Records supplied
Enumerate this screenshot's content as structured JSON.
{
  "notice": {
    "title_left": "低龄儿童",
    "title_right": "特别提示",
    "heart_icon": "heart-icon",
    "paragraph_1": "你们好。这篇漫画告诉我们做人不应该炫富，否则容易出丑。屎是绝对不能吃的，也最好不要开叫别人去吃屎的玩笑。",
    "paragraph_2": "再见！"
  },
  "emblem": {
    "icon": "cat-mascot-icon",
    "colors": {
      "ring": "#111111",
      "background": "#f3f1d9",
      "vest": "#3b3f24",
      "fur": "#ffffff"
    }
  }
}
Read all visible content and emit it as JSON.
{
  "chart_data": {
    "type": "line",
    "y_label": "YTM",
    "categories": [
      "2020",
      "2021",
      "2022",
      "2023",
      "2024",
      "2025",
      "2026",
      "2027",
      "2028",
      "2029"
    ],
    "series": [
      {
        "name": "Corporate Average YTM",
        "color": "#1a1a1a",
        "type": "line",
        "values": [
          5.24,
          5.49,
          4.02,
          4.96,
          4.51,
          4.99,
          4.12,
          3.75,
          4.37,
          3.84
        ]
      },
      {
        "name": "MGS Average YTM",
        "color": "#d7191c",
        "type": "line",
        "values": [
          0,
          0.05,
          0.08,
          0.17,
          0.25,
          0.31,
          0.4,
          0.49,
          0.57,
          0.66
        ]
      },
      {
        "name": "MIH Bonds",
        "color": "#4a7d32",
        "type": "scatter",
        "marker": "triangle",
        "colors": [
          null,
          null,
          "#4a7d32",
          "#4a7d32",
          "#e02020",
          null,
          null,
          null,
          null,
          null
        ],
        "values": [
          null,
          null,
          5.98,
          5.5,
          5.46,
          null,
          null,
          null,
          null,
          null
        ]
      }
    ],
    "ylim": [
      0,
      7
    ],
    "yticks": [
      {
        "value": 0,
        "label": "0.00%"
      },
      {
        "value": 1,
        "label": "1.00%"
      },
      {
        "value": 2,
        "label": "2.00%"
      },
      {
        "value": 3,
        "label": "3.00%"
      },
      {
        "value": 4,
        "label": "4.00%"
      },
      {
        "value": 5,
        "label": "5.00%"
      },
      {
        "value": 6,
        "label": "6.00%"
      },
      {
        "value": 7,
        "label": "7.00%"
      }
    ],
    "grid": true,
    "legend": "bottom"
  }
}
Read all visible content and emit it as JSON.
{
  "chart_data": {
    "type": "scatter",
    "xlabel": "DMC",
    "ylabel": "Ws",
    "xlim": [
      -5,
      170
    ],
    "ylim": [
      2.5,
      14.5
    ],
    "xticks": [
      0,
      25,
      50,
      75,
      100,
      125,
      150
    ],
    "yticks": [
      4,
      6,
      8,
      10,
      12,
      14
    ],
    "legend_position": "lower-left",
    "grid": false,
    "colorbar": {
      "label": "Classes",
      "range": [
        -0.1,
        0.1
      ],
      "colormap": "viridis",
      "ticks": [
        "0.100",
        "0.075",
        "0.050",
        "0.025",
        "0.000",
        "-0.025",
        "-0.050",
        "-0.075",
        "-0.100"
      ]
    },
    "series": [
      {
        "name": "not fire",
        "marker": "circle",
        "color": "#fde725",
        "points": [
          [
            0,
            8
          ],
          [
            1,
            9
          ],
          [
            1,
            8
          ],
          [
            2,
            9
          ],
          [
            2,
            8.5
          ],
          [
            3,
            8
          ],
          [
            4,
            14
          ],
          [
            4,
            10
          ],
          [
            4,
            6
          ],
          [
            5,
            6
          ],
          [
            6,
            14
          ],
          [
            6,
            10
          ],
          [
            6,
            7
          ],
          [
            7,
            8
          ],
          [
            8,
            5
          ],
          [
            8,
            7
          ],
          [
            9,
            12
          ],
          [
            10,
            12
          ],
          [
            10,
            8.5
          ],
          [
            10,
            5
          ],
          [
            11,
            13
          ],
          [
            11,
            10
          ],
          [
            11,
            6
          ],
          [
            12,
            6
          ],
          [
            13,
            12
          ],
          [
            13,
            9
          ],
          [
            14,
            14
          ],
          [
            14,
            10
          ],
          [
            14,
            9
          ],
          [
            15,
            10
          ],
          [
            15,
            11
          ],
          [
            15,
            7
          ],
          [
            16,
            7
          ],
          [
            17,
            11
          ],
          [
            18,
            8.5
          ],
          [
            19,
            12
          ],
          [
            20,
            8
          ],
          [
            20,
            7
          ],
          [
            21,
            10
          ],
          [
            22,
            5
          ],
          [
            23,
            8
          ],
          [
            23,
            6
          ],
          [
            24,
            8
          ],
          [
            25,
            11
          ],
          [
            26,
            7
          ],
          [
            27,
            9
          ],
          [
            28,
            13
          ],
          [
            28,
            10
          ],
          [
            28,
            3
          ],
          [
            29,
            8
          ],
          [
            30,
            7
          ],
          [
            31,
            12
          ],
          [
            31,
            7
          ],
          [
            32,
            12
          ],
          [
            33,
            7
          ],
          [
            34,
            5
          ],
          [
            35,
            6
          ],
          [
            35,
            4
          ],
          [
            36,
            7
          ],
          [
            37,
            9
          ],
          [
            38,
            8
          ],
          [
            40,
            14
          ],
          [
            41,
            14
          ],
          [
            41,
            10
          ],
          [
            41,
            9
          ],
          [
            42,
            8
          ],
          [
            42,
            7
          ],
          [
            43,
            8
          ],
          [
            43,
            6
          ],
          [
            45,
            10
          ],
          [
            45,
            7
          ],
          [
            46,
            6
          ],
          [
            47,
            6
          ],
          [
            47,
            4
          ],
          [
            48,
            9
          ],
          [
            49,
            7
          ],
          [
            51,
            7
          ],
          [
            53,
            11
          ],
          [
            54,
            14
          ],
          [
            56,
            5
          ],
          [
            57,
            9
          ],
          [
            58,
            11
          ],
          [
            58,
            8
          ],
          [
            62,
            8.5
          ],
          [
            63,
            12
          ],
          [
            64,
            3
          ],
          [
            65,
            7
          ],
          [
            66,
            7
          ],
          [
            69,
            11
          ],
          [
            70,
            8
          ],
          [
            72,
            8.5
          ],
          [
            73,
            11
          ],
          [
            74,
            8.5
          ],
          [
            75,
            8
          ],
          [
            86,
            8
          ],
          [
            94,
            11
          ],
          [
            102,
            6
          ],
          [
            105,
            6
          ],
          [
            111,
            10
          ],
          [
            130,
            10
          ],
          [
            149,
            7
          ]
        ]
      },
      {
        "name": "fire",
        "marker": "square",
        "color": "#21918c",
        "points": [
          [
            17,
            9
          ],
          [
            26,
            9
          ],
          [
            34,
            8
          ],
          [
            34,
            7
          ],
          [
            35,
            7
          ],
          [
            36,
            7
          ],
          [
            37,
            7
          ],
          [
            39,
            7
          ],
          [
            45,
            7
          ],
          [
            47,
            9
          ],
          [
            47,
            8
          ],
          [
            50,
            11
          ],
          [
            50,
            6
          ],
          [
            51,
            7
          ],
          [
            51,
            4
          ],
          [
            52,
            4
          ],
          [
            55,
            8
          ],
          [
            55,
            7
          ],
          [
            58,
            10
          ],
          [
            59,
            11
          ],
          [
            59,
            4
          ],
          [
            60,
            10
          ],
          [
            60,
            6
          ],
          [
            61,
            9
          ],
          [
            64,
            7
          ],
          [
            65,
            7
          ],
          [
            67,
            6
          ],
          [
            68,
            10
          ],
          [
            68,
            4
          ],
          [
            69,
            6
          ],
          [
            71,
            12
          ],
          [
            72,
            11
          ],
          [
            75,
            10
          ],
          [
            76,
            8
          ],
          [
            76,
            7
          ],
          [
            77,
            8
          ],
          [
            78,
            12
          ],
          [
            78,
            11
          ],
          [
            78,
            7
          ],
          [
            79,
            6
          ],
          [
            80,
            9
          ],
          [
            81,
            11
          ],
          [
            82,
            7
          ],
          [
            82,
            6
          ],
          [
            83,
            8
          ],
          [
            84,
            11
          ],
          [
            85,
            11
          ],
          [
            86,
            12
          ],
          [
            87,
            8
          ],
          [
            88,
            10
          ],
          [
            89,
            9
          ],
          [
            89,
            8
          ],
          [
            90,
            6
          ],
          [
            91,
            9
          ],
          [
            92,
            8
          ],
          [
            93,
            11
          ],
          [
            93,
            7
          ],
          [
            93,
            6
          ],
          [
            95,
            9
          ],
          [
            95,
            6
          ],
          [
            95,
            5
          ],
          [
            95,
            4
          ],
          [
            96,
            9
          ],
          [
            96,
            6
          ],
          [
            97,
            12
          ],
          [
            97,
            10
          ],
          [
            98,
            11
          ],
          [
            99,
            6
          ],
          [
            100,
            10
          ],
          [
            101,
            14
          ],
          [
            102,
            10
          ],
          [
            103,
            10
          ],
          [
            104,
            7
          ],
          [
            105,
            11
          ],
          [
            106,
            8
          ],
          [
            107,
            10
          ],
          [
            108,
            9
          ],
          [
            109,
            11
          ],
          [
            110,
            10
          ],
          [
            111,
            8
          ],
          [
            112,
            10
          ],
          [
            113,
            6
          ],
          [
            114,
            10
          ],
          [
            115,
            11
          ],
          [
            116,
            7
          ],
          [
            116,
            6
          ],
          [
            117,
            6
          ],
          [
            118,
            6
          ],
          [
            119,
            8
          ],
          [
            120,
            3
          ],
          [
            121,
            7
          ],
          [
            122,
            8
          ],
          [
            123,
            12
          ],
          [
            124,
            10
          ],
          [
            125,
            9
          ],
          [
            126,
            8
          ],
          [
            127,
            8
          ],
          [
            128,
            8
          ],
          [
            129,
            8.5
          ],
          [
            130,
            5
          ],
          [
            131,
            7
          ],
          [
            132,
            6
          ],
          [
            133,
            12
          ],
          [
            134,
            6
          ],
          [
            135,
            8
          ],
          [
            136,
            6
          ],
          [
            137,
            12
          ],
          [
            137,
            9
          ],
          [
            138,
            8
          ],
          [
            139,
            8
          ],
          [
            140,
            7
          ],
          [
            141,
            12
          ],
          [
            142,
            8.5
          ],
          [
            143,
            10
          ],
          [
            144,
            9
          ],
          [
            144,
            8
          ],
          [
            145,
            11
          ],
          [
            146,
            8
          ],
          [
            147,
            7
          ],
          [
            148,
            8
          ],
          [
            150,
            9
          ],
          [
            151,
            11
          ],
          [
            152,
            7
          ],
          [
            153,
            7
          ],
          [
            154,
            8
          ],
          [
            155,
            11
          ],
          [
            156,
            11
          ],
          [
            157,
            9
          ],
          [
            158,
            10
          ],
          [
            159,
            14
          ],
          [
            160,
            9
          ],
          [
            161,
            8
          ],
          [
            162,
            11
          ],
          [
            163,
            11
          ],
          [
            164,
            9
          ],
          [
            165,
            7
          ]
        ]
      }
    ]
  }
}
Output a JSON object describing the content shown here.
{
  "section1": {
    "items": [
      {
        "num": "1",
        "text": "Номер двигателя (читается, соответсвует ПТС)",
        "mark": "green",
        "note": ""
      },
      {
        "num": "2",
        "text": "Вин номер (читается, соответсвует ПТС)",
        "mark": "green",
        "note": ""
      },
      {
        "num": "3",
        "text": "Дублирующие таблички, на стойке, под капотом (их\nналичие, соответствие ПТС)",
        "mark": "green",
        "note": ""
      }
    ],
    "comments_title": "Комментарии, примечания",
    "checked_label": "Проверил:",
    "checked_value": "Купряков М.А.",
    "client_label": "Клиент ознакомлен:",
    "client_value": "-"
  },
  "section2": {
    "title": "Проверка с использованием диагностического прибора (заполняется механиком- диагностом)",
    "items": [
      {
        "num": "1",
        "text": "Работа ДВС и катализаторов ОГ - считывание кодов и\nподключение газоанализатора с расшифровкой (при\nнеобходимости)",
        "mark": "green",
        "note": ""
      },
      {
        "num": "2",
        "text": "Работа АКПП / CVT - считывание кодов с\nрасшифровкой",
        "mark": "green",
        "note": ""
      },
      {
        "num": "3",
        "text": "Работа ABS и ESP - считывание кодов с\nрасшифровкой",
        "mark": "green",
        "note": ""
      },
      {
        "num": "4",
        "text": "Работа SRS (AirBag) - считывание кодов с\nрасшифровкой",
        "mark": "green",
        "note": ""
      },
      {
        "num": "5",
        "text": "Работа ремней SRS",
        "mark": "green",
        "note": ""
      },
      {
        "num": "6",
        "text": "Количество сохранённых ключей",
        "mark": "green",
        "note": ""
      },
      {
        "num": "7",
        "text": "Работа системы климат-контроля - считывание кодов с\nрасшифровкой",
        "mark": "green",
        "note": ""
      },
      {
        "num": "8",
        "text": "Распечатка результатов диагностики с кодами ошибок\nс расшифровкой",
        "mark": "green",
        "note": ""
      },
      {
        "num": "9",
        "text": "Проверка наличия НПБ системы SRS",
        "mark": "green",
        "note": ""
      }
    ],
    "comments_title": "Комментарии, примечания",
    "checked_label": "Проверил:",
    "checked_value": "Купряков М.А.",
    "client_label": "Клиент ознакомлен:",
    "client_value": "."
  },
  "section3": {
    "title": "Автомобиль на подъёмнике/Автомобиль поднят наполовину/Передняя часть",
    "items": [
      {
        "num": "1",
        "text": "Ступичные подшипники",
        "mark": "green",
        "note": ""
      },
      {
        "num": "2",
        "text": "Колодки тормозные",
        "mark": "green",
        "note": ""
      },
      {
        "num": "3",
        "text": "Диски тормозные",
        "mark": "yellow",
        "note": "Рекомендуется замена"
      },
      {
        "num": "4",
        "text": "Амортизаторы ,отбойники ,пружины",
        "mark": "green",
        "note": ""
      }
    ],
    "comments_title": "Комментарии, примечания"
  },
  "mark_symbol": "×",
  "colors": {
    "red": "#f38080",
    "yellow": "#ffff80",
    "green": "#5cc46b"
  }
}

Objective
Only lines with the string "читается" belong in your answer; copy each one.

In response
        "text": "Номер двигателя (читается, соответсвует ПТС)",
        "text": "Вин номер (читается, соответсвует ПТС)",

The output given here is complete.